Task to carry out. Pick out each line of the records that contains the word "interactable", and copy those lines.

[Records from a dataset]
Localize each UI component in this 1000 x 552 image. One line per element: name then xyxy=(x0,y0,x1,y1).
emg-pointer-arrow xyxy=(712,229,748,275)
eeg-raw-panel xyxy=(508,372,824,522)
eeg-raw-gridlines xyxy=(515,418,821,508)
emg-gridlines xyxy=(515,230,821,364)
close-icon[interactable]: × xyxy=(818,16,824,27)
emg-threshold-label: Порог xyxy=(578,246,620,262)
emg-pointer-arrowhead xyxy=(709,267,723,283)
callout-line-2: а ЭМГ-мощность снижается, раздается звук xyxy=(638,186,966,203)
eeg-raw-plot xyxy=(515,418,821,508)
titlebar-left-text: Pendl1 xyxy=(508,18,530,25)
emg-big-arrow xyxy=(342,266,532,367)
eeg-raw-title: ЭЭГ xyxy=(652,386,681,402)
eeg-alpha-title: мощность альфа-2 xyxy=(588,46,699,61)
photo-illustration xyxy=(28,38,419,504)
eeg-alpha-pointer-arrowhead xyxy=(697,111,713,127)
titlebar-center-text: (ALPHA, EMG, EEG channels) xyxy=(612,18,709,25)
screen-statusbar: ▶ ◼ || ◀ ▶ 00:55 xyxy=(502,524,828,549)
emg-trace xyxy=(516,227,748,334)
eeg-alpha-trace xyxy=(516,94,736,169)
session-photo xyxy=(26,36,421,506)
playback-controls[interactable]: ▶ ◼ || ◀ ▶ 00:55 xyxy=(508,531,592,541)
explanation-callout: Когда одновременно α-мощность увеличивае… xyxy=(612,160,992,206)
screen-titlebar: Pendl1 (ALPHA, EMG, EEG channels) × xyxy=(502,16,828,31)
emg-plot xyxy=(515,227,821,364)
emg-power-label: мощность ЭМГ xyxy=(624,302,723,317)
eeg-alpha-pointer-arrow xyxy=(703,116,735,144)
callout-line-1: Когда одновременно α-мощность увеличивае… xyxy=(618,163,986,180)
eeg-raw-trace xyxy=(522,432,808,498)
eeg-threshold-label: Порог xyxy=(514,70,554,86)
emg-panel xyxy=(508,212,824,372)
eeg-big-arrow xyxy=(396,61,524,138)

Exercise answer.
close-icon[interactable]: × xyxy=(818,16,824,27)
playback-controls[interactable]: ▶ ◼ || ◀ ▶ 00:55 xyxy=(508,531,592,541)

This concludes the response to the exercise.